This paper introduces various types of DERs and clarifies terminology used for their configuration within energy systems, and then presents and discusses combinations of DERs that together form new business models. The resulting business models are then presented and discussed for their influences, attributes, and impacts. This review uses papers and literature from 2002 onwards, which progressively describe increasingly developed system processes with newer literature. The review was performed using the strategic literature review principles. It does not follow PRISMA in full detail, because the research focuses on industry practice-orientated projects, but rather as a purely academic exercise.

PROBLEMS:
**a)** According to the DER review excerpt, what are the aspects for which the resulting business models are presented and discussed? List all of them.
**b)** Reproduce the DER review excerpt between "This paper introduces" and "purely academic exercise.", inclusive.

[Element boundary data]
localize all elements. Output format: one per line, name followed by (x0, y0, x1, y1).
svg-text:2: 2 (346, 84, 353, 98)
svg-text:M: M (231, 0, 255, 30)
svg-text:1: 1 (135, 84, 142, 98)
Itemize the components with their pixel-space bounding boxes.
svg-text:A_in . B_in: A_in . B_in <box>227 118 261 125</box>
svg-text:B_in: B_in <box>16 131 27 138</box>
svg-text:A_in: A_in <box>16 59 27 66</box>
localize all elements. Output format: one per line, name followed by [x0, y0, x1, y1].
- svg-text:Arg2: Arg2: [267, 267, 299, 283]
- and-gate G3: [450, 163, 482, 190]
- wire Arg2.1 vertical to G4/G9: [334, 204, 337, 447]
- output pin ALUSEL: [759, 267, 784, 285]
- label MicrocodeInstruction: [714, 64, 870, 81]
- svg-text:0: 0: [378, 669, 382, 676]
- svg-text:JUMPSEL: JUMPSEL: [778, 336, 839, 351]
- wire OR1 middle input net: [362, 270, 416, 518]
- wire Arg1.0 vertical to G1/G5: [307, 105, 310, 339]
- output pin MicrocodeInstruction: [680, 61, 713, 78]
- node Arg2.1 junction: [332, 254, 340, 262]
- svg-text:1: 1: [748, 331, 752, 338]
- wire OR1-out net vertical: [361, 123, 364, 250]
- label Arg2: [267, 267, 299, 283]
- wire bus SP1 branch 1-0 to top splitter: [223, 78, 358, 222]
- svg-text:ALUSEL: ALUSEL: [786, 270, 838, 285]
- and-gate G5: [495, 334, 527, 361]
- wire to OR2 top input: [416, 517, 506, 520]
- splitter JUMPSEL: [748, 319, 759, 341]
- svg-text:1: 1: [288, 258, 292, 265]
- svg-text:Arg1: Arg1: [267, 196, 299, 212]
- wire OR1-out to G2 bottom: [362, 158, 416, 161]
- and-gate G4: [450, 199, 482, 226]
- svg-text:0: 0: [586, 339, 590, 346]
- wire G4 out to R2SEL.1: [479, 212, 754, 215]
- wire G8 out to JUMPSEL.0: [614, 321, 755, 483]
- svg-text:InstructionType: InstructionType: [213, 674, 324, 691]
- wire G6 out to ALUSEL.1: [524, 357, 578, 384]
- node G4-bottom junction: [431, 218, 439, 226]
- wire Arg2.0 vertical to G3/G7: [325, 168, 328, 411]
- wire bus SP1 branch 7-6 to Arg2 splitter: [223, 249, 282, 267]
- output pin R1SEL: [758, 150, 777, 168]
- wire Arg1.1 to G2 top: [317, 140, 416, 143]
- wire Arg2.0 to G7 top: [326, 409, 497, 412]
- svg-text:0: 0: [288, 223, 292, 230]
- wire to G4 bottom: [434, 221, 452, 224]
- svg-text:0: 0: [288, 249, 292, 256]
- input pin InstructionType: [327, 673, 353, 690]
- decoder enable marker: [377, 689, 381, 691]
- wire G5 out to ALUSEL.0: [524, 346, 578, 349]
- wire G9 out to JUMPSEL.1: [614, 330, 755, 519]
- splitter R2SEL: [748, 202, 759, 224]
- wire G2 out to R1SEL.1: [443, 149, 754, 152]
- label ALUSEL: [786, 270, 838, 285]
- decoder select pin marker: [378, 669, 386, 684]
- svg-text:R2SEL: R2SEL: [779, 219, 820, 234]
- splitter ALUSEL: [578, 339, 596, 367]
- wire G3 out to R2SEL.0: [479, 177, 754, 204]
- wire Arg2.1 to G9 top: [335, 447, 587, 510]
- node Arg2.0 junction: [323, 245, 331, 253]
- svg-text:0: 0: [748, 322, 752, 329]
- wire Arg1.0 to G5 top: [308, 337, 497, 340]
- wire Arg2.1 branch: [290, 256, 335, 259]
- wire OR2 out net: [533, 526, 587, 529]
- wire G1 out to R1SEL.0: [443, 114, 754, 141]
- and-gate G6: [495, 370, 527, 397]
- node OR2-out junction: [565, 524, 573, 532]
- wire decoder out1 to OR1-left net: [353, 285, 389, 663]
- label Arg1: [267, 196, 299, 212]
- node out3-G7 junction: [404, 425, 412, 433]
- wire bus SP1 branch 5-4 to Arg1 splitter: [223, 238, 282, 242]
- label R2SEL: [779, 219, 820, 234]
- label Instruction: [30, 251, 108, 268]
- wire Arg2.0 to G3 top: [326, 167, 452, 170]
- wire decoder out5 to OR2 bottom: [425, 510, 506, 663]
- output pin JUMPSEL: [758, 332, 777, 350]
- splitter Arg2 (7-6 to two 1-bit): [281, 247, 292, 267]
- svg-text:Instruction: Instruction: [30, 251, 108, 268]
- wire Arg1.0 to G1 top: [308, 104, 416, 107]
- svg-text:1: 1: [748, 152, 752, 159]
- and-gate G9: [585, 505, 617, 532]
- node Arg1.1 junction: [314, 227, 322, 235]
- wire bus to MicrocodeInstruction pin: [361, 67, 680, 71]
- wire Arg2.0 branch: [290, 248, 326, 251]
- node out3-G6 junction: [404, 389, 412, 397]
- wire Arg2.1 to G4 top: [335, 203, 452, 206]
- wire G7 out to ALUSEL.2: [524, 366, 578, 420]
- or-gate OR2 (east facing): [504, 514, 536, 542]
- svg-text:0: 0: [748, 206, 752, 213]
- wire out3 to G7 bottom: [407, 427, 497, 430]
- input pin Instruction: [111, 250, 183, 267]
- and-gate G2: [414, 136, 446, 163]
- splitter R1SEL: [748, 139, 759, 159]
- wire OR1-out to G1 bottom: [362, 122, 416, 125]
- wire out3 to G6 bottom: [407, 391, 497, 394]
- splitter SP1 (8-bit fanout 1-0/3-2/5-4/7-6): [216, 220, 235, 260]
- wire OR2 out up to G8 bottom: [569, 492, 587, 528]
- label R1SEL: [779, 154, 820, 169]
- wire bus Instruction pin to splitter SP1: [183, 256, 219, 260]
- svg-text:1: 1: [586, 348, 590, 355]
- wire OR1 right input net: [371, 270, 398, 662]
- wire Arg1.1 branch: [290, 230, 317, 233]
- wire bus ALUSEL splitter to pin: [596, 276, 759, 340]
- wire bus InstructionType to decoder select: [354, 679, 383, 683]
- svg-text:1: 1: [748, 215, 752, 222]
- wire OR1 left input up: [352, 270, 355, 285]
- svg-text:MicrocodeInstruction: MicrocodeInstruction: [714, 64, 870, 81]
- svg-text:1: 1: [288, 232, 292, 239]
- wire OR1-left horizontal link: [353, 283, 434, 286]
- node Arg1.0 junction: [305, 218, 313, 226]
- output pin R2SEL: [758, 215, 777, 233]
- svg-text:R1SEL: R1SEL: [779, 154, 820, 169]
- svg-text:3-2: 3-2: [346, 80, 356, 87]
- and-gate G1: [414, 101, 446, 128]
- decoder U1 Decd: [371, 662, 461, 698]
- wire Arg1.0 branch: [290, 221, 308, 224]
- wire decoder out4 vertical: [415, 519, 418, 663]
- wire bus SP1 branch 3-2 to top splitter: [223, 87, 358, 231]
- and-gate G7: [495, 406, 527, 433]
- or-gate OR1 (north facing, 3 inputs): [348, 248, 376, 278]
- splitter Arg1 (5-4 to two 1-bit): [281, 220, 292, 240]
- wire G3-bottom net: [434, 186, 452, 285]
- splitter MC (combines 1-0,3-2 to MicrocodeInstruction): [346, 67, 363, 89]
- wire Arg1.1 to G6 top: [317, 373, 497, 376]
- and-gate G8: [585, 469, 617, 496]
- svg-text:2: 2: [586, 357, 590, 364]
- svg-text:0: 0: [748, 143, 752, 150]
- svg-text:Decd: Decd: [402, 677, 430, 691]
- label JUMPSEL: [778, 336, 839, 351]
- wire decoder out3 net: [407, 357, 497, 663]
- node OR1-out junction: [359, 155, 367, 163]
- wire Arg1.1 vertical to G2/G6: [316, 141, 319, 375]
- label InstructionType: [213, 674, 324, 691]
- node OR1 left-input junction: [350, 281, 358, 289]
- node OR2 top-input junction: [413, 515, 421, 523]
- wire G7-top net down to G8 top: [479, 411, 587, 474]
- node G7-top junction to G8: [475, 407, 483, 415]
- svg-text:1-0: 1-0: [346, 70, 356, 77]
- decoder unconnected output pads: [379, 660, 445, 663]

SOLUTION LIST:
**a)** Influences, attributes, impacts

**b)**
This paper introduces various types of DERs and clarifies terminology used for their configuration within energy systems, and then presents and discusses combinations of DERs that together form new business models. The resulting business models are then presented and discussed for their influences, attributes, and impacts. This review uses papers and literature from 2002 onwards, which progressively describe increasingly developed system processes with newer literature. The review was performed using the strategic literature review principles. It does not follow PRISMA in full detail, because the research focuses on industry practice-orientated projects, but rather as a purely academic exercise.